■ Directions for this task
Copy each line of the entries that contains the word "structure".

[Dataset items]
━━━━━━━━━━━━━━━━

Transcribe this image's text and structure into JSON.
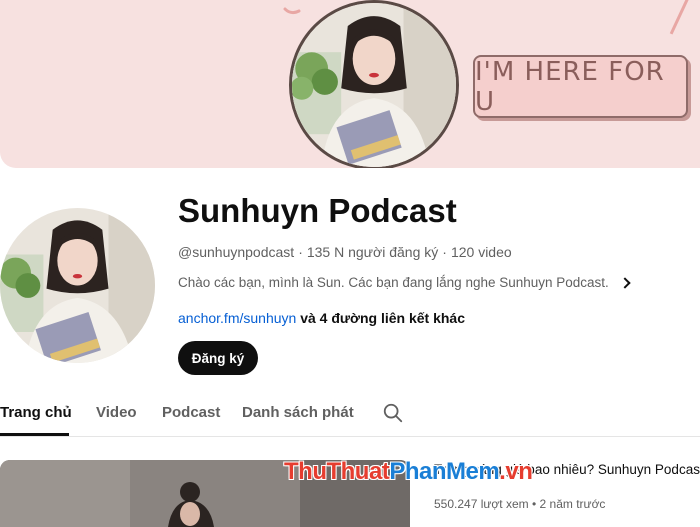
{
  "banner": {
    "badge_text": "I'M HERE FOR U",
    "background_color": "#f7e1e0"
  },
  "channel": {
    "name": "Sunhuyn Podcast",
    "handle": "@sunhuynpodcast",
    "subscribers": "135 N người đăng ký",
    "video_count": "120 video",
    "separator": "·",
    "description": "Chào các bạn, mình là Sun. Các bạn đang lắng nghe Sunhuyn Podcast.",
    "link_text": "anchor.fm/sunhuyn",
    "more_links": "và 4 đường liên kết khác",
    "subscribe_label": "Đăng ký"
  },
  "tabs": [
    {
      "label": "Trang chủ",
      "active": true
    },
    {
      "label": "Video",
      "active": false
    },
    {
      "label": "Podcast",
      "active": false
    },
    {
      "label": "Danh sách phát",
      "active": false
    }
  ],
  "tab_search_icon": "search-icon",
  "featured_video": {
    "title": "Trang sáng giá bao nhiêu? Sunhuyn Podcast",
    "views": "550.247 lượt xem",
    "age": "2 năm trước",
    "separator": "•"
  },
  "watermark": {
    "part1": "ThuThuat",
    "part2": "PhanMem",
    "part3": ".vn"
  },
  "colors": {
    "accent_link": "#065fd4",
    "subscribe_bg": "#0f0f0f",
    "text_secondary": "#606060"
  }
}
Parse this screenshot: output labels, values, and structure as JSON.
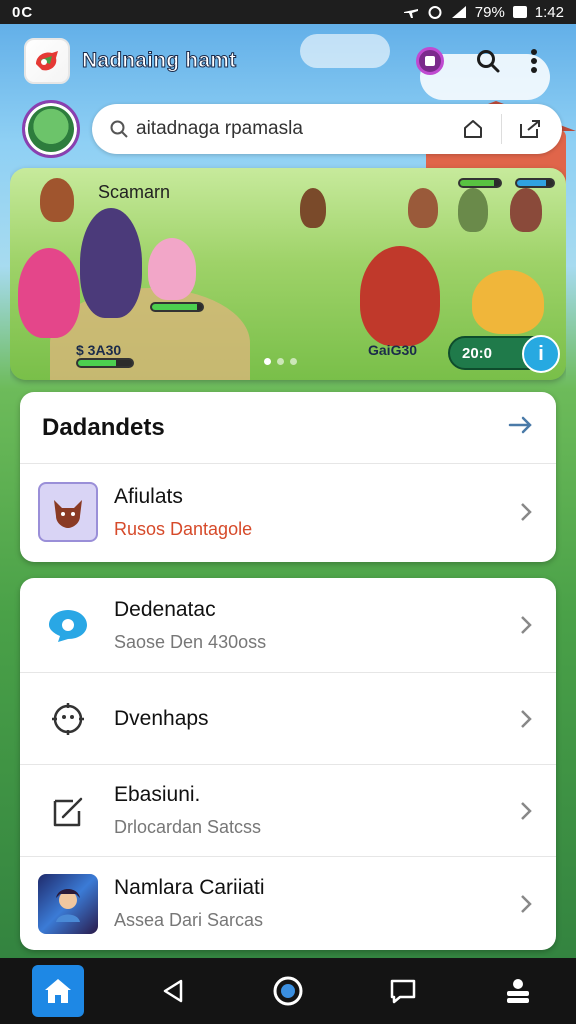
{
  "status_bar": {
    "left_text": "0C",
    "battery": "79%",
    "time": "1:42"
  },
  "app": {
    "title": "Nadnaing hamt",
    "search": {
      "value": "aitadnaga rpamasla"
    },
    "banner": {
      "title": "Scamarn",
      "left_label": "$ 3A30",
      "right_label": "GaiG30",
      "score": "20:0",
      "info_icon": "i"
    },
    "featured_card": {
      "heading": "Dadandets",
      "item": {
        "title": "Afiulats",
        "subtitle": "Rusos Dantagole"
      }
    },
    "list": [
      {
        "icon": "chat-bubble-icon",
        "title": "Dedenatac",
        "subtitle": "Saose Den 430oss"
      },
      {
        "icon": "puzzle-gear-icon",
        "title": "Dvenhaps",
        "subtitle": ""
      },
      {
        "icon": "edit-box-icon",
        "title": "Ebasiuni.",
        "subtitle": "Drlocardan Satcss"
      },
      {
        "icon": "game-thumbnail",
        "title": "Namlara Cariiati",
        "subtitle": "Assea Dari Sarcas"
      }
    ]
  },
  "colors": {
    "accent": "#1e88e5",
    "banner_green": "#79bf49",
    "subtitle_red": "#d64a2a"
  }
}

━━━━━━━━━━━━━━━━

■ Final result
Transcribe this image's text and structure into JSON.
Parse this screenshot: output labels, values, and structure as JSON.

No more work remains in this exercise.